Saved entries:
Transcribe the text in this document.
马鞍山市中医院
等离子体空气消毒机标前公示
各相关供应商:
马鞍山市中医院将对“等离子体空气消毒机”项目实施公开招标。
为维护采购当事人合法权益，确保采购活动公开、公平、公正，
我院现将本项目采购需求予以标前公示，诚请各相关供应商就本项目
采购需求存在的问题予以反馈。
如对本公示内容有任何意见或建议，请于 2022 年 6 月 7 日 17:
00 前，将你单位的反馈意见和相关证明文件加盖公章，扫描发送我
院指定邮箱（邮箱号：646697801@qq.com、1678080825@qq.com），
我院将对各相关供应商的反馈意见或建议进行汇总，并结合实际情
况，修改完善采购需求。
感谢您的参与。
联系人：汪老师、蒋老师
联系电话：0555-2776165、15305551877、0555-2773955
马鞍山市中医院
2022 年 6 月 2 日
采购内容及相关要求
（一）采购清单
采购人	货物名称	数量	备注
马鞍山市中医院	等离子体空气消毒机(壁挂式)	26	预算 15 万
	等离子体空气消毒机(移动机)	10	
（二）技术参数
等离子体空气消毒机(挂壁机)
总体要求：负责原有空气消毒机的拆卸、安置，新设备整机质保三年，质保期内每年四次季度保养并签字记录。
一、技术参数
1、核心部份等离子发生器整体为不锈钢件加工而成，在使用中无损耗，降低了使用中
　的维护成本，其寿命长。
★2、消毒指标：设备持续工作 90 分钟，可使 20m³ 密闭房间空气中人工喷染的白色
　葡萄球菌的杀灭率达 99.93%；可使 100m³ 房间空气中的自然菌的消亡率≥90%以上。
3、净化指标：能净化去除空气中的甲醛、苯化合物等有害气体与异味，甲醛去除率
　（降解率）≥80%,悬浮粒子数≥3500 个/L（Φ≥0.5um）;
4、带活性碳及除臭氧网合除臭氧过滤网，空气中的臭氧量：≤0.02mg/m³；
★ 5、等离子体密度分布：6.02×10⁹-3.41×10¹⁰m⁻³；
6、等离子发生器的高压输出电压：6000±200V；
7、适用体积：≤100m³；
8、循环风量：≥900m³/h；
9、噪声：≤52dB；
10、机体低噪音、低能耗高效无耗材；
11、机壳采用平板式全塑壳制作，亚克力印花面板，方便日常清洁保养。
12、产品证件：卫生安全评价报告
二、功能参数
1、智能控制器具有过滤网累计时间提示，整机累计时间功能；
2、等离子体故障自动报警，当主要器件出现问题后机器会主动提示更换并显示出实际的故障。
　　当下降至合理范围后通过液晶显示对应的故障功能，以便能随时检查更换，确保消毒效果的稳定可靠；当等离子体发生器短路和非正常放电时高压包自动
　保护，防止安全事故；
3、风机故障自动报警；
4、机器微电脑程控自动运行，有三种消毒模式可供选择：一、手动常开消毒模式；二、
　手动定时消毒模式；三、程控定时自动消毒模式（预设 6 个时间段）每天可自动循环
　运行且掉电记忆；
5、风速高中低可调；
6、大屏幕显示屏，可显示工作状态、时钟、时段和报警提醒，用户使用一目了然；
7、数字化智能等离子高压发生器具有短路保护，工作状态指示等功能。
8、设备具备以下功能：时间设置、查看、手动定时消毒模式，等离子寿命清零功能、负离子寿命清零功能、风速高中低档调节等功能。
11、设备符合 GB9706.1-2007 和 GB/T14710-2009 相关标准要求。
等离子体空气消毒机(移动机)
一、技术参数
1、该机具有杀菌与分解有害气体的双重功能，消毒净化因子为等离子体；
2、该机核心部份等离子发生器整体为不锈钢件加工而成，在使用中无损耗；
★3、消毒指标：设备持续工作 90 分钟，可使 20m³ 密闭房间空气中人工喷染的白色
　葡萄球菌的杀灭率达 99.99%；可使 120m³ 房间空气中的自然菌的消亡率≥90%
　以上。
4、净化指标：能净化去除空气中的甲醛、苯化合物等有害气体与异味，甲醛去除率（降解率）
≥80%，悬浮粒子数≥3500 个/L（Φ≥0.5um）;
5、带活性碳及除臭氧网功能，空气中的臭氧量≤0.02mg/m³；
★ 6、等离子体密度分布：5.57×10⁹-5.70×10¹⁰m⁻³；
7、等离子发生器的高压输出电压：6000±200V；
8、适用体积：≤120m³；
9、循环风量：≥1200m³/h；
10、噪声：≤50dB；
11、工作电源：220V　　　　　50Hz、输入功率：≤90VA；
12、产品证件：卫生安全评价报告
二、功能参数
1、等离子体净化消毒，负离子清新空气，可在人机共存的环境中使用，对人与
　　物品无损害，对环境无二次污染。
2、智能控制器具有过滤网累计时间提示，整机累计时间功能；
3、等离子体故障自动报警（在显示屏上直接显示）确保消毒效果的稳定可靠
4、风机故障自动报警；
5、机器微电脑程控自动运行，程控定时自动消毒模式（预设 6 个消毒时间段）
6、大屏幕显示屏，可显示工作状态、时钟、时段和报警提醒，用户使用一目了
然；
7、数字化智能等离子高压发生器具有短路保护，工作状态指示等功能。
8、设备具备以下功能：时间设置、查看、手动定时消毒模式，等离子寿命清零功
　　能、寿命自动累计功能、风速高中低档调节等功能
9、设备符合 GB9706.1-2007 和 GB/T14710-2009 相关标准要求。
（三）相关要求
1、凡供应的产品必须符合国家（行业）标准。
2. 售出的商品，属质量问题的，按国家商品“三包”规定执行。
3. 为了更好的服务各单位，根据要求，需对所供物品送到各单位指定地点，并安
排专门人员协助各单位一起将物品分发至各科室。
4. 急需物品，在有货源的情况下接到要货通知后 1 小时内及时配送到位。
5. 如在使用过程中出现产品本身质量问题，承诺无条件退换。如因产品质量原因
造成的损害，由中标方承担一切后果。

TASK PROMPT:
Tell how many lines above contain the word "等离子体密度分布". Give the number alone.

OUTPUT OF THE EXERCISE:
2